* OBJECTIVE: Counting only lines that hold "text", give the total and nothing more.

* GIVEN RECORDS:
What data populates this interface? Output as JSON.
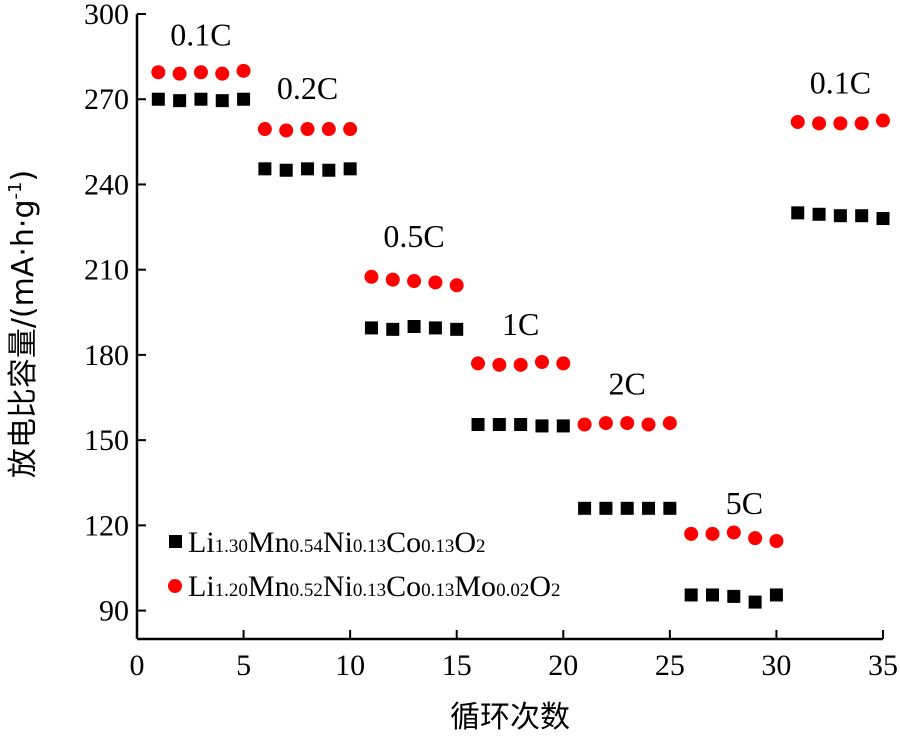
{
  "chart_data": {
    "type": "scatter",
    "xlabel": "循环次数",
    "ylabel": "放电比容量/(mA·h·g",
    "ylabel_sup": "-1",
    "ylabel_close": ")",
    "xlim": [
      0,
      35
    ],
    "ylim": [
      80,
      300
    ],
    "xticks": [
      0,
      5,
      10,
      15,
      20,
      25,
      30,
      35
    ],
    "yticks": [
      90,
      120,
      150,
      180,
      210,
      240,
      270,
      300
    ],
    "grid": false,
    "legend_position": "bottom-left",
    "rate_labels": [
      {
        "text": "0.1C",
        "x": 3,
        "y": 289
      },
      {
        "text": "0.2C",
        "x": 8,
        "y": 270
      },
      {
        "text": "0.5C",
        "x": 13,
        "y": 218
      },
      {
        "text": "1C",
        "x": 18,
        "y": 187
      },
      {
        "text": "2C",
        "x": 23,
        "y": 166
      },
      {
        "text": "5C",
        "x": 28.5,
        "y": 124
      },
      {
        "text": "0.1C",
        "x": 33,
        "y": 272
      }
    ],
    "series": [
      {
        "legend": [
          {
            "t": "Li",
            "sub": false
          },
          {
            "t": "1.30",
            "sub": true
          },
          {
            "t": "Mn",
            "sub": false
          },
          {
            "t": "0.54",
            "sub": true
          },
          {
            "t": "Ni",
            "sub": false
          },
          {
            "t": "0.13",
            "sub": true
          },
          {
            "t": "Co",
            "sub": false
          },
          {
            "t": "0.13",
            "sub": true
          },
          {
            "t": "O",
            "sub": false
          },
          {
            "t": "2",
            "sub": true
          }
        ],
        "color": "#000000",
        "marker": "square",
        "x": [
          1,
          2,
          3,
          4,
          5,
          6,
          7,
          8,
          9,
          10,
          11,
          12,
          13,
          14,
          15,
          16,
          17,
          18,
          19,
          20,
          21,
          22,
          23,
          24,
          25,
          26,
          27,
          28,
          29,
          30,
          31,
          32,
          33,
          34,
          35
        ],
        "y": [
          270,
          269.5,
          270,
          269.5,
          270,
          245.5,
          245,
          245.5,
          245,
          245.5,
          189.5,
          189,
          190,
          189.5,
          189,
          155.5,
          155.5,
          155.5,
          155,
          155,
          126,
          126,
          126,
          126,
          126,
          95.5,
          95.5,
          95,
          93,
          95.5,
          230,
          229.5,
          229,
          229,
          228
        ]
      },
      {
        "legend": [
          {
            "t": "Li",
            "sub": false
          },
          {
            "t": "1.20",
            "sub": true
          },
          {
            "t": "Mn",
            "sub": false
          },
          {
            "t": "0.52",
            "sub": true
          },
          {
            "t": "Ni",
            "sub": false
          },
          {
            "t": "0.13",
            "sub": true
          },
          {
            "t": "Co",
            "sub": false
          },
          {
            "t": "0.13",
            "sub": true
          },
          {
            "t": "Mo",
            "sub": false
          },
          {
            "t": "0.02",
            "sub": true
          },
          {
            "t": "O",
            "sub": false
          },
          {
            "t": "2",
            "sub": true
          }
        ],
        "color": "#ff0000",
        "marker": "circle",
        "x": [
          1,
          2,
          3,
          4,
          5,
          6,
          7,
          8,
          9,
          10,
          11,
          12,
          13,
          14,
          15,
          16,
          17,
          18,
          19,
          20,
          21,
          22,
          23,
          24,
          25,
          26,
          27,
          28,
          29,
          30,
          31,
          32,
          33,
          34,
          35
        ],
        "y": [
          279.5,
          279,
          279.5,
          279,
          280,
          259.5,
          259,
          259.5,
          259.5,
          259.5,
          207.5,
          206.5,
          206,
          205.5,
          204.5,
          177,
          176.5,
          176.5,
          177.5,
          177,
          155.5,
          156,
          156,
          155.5,
          156,
          117,
          117,
          117.5,
          115.5,
          114.5,
          262,
          261.5,
          261.5,
          261.5,
          262.5
        ]
      }
    ]
  }
}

* EXERCISE RESULT: 7